=== Records shown ===

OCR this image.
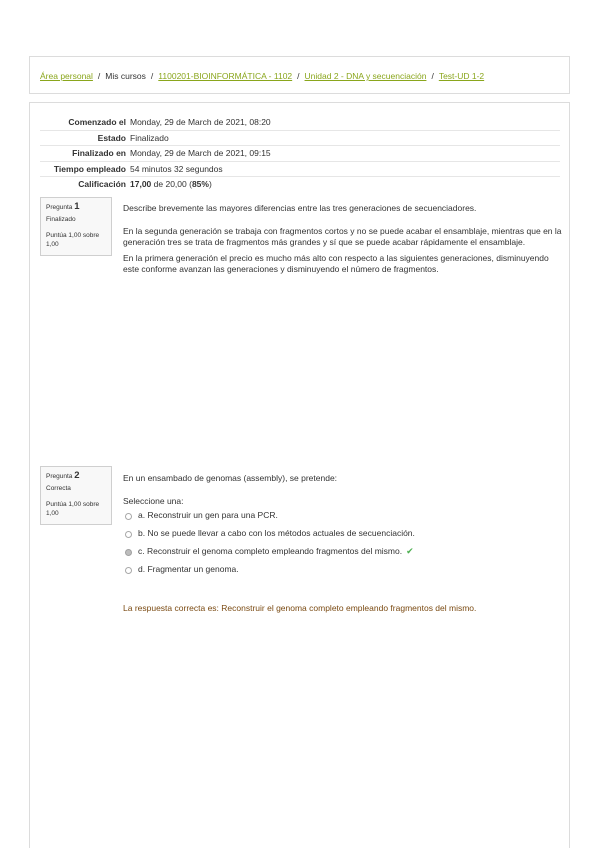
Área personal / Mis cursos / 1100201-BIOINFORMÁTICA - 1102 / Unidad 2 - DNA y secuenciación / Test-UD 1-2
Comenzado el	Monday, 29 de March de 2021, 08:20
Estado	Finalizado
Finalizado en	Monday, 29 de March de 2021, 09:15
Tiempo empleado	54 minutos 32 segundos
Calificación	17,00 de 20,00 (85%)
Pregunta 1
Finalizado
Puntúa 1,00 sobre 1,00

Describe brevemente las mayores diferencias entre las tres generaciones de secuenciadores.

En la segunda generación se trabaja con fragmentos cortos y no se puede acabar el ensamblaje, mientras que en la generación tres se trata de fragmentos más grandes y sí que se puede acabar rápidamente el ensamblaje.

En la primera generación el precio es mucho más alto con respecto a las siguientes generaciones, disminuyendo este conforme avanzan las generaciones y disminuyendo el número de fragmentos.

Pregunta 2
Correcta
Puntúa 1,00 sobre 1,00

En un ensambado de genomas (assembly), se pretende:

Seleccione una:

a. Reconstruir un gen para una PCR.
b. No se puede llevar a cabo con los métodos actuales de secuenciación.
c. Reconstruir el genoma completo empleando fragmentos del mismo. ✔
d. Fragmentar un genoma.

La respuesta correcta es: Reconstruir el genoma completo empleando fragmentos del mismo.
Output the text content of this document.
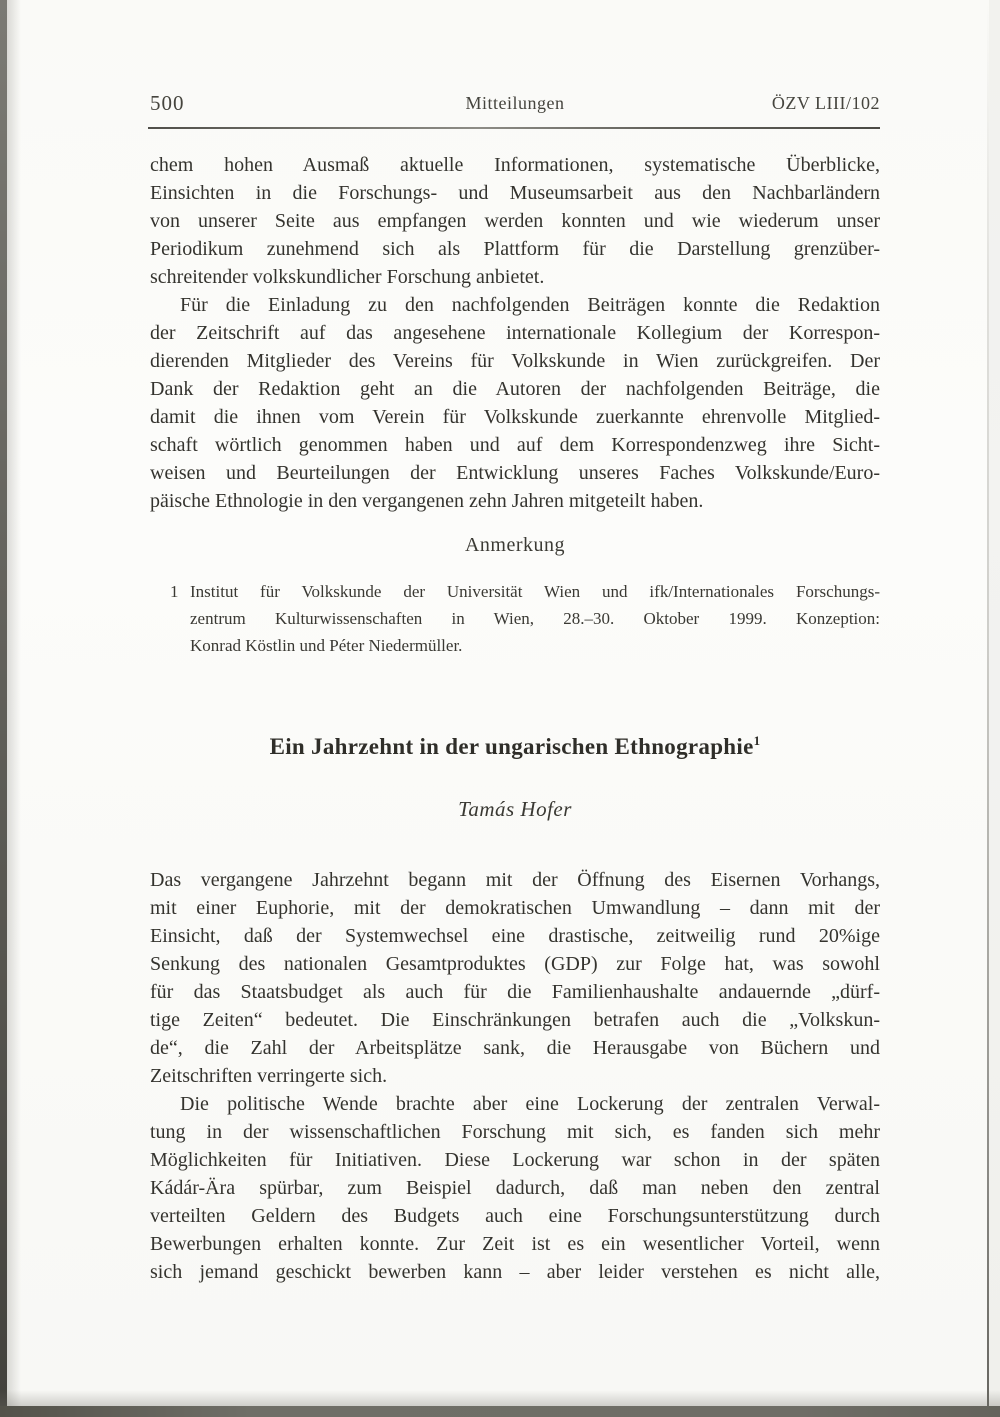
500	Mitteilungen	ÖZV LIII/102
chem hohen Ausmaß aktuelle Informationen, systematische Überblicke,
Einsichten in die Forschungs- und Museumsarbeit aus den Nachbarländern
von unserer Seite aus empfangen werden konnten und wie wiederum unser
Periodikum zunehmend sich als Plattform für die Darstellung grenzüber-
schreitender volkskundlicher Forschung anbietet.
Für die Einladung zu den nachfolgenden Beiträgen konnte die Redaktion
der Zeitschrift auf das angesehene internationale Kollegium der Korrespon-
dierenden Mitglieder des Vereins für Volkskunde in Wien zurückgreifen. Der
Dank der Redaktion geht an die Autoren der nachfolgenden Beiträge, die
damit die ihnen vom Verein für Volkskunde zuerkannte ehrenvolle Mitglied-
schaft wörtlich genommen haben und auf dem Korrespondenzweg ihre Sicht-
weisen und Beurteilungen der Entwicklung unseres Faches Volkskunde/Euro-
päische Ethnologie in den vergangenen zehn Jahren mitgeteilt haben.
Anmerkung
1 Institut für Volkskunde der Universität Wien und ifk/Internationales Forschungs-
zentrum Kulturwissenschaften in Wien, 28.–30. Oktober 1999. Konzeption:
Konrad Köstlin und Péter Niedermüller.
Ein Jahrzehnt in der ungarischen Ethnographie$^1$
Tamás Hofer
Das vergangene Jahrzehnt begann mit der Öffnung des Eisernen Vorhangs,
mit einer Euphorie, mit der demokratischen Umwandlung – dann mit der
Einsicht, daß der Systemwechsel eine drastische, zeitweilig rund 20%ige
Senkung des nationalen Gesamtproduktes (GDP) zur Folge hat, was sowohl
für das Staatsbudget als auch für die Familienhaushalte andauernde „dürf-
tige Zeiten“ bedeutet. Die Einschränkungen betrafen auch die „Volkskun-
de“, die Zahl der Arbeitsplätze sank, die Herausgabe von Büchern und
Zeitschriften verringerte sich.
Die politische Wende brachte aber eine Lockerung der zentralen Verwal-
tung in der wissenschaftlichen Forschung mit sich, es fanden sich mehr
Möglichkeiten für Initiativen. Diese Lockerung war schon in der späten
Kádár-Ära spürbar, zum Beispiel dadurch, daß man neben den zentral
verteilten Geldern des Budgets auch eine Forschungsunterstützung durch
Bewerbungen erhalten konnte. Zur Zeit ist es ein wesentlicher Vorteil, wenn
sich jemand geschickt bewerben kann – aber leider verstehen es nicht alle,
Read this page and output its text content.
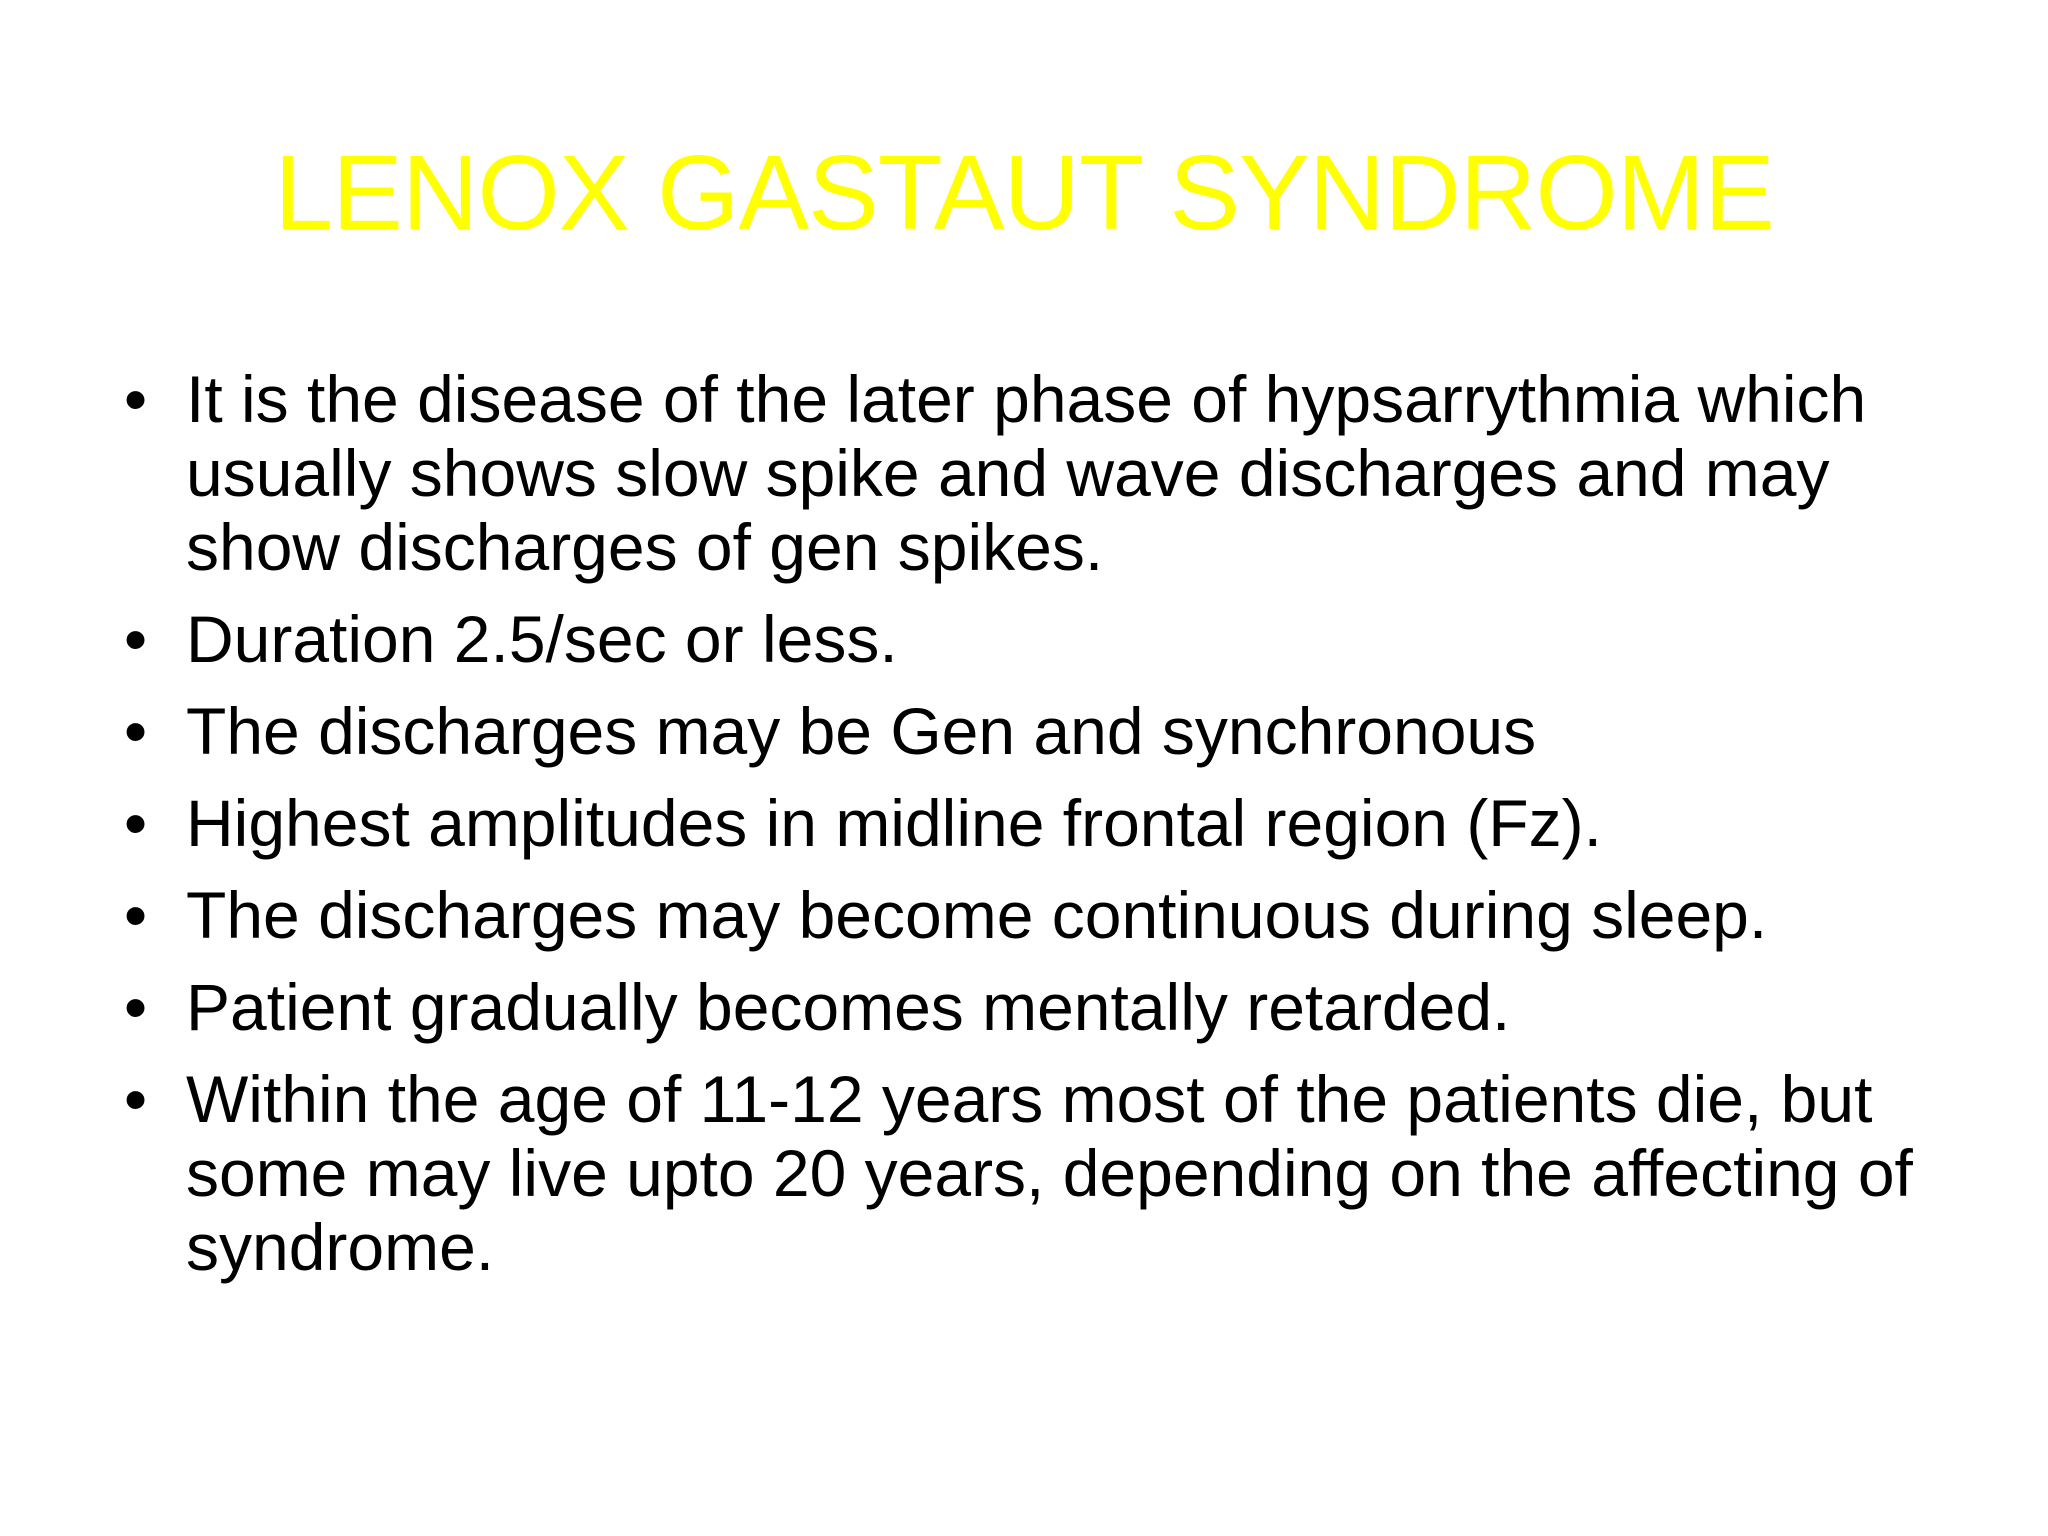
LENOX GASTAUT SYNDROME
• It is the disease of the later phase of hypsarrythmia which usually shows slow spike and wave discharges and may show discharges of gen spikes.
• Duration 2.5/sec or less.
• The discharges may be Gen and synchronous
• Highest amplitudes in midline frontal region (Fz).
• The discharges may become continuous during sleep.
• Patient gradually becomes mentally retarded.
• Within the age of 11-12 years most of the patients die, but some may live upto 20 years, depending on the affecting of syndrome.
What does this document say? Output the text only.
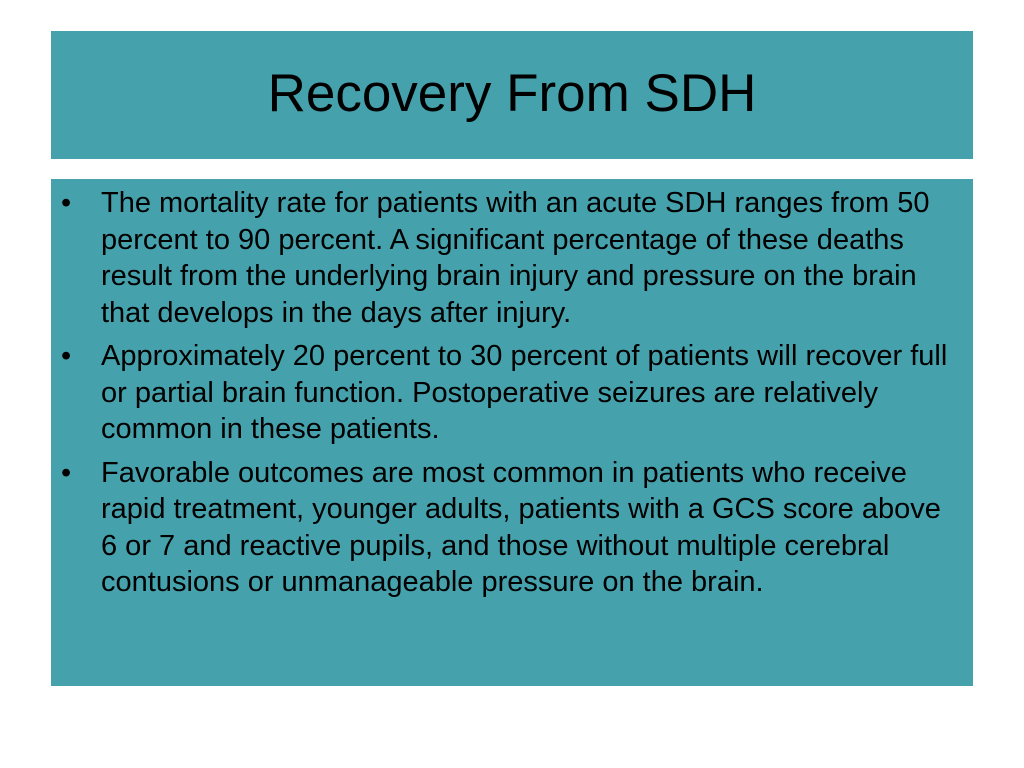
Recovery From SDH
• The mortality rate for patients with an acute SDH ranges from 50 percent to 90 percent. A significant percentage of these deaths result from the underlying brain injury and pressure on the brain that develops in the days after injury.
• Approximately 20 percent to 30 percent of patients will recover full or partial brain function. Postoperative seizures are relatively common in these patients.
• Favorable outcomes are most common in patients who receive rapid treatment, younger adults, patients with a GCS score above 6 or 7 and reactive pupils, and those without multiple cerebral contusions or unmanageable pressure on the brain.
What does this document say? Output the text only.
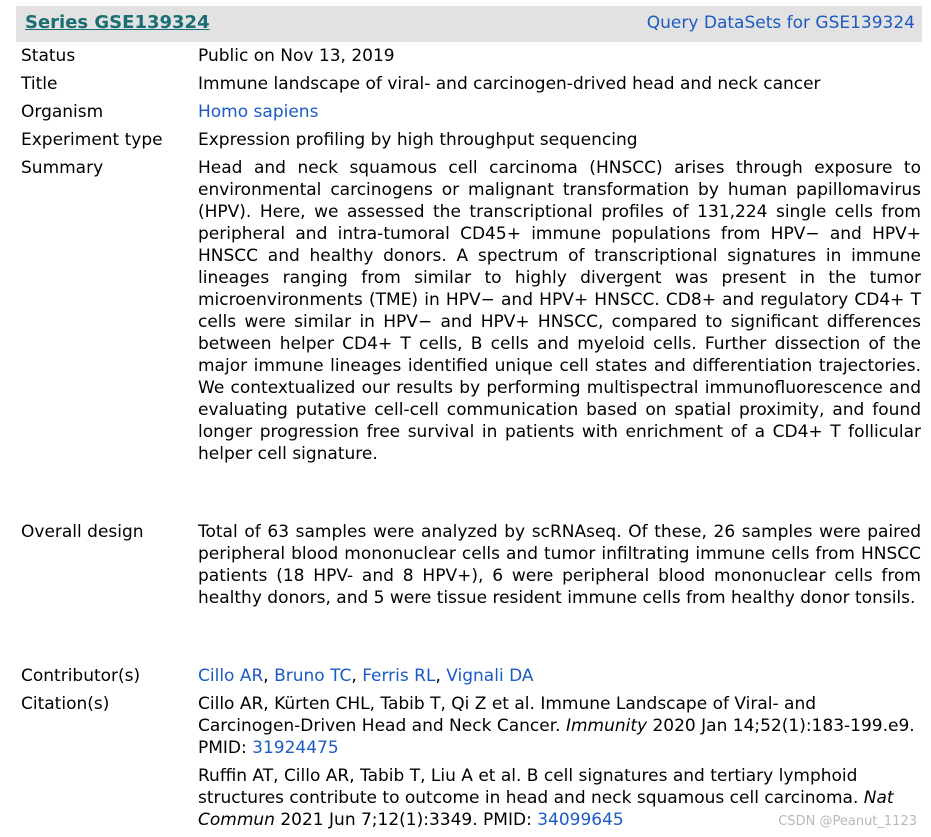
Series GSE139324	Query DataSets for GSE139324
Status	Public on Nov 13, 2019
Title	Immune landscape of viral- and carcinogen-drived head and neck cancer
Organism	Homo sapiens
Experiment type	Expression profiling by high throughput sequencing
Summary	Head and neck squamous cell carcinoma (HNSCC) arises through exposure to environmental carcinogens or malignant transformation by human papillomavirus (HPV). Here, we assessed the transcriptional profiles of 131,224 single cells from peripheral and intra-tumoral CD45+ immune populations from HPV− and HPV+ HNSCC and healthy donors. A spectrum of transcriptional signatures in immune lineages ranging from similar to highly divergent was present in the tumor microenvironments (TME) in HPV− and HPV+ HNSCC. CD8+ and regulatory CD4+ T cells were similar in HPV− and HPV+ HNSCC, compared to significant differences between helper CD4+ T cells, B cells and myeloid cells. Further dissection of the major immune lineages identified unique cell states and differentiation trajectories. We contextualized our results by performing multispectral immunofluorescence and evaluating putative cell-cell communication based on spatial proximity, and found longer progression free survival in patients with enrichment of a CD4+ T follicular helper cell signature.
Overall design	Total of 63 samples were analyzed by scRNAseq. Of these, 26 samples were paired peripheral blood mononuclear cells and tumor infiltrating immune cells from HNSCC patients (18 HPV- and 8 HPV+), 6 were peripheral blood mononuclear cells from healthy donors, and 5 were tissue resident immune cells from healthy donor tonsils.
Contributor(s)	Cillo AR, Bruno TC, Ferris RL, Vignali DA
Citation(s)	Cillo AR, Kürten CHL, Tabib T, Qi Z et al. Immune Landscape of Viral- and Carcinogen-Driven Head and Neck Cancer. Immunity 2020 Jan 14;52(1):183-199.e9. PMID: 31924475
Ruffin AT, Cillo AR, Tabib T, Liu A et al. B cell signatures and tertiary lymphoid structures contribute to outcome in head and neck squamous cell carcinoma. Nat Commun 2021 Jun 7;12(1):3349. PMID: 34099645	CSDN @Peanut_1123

===

→ Description of the task: Which of the lines in the data hold the string "Monday"? Report each of them by copying it.

→ Expected answer:
Comenzado el	Monday, 29 de March de 2021, 08:20
Finalizado en	Monday, 29 de March de 2021, 09:15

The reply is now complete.